§ Task:
Look through the data below. Show each line where the string "Bilgisi" occurs.

§ Data shown:
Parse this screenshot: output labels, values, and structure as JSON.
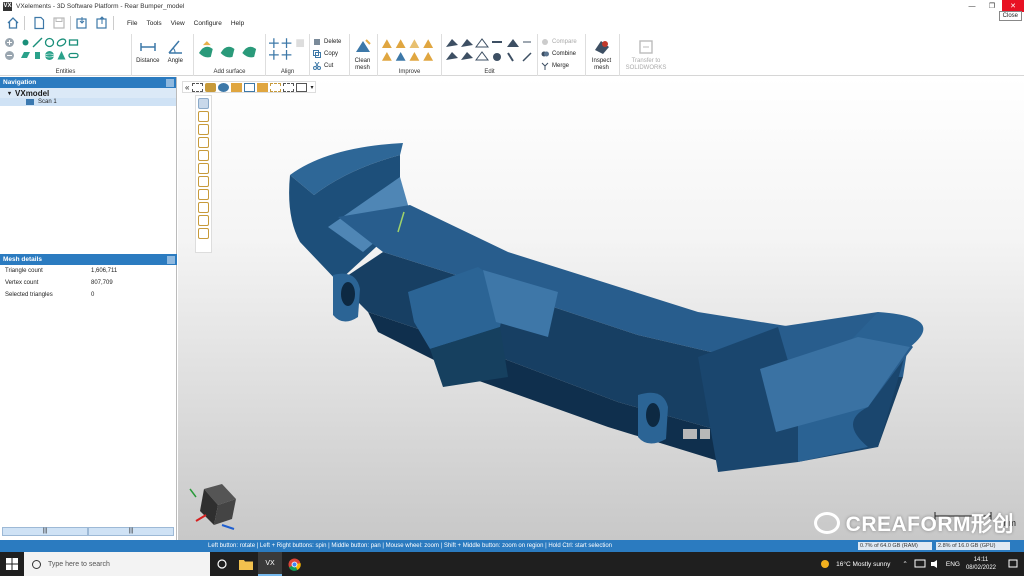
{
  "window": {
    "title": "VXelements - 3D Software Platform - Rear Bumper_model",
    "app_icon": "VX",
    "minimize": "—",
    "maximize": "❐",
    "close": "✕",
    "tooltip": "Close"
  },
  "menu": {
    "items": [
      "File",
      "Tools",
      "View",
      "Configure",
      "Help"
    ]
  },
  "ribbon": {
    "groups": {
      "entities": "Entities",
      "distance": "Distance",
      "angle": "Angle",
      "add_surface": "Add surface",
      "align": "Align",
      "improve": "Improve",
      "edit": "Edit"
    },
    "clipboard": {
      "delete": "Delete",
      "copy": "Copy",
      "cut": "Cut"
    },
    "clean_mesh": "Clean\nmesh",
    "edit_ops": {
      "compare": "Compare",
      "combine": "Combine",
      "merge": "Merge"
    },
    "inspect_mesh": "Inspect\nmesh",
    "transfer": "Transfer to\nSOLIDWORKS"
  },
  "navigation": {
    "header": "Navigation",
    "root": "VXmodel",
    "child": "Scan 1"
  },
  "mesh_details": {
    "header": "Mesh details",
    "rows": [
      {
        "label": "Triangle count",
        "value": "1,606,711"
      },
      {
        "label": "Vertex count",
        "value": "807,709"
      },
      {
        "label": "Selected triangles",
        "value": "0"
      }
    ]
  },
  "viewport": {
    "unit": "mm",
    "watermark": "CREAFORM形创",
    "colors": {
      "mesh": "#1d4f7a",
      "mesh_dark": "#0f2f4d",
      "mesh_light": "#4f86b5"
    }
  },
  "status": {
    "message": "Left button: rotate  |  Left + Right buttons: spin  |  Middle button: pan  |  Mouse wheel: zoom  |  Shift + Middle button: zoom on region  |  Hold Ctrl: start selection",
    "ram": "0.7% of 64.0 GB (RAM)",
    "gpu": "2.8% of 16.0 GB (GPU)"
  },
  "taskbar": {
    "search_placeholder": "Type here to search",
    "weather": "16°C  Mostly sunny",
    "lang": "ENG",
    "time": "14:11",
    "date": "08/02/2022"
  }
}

---

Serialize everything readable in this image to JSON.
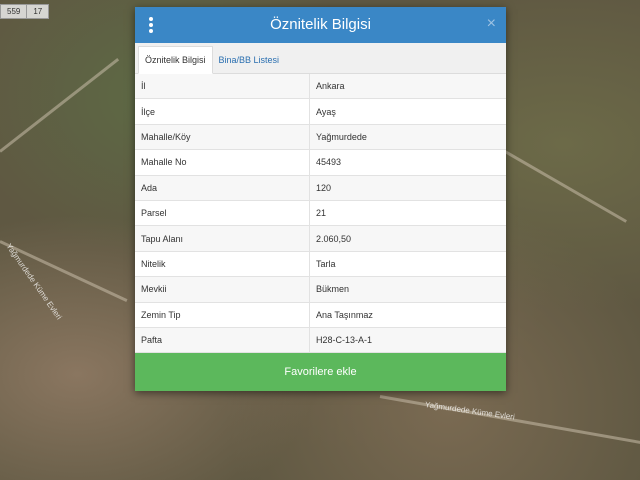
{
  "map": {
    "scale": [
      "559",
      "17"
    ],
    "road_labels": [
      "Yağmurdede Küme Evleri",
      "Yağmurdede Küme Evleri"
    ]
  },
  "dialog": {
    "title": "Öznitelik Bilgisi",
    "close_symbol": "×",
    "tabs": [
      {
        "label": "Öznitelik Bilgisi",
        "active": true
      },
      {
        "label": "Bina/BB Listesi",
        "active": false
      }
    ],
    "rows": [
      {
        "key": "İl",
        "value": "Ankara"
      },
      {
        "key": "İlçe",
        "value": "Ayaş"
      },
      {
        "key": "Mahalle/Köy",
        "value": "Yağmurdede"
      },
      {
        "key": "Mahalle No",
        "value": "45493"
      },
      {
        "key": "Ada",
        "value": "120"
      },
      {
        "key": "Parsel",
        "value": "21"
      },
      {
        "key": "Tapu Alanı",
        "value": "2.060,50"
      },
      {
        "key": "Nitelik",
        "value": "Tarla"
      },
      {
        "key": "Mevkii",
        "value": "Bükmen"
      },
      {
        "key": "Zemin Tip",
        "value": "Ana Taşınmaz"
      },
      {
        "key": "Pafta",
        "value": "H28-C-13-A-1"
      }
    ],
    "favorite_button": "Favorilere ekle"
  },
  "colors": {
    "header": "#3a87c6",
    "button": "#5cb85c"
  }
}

§ Solution to this task:
    "title": "Öznitelik Bilgisi",
        "label": "Öznitelik Bilgisi",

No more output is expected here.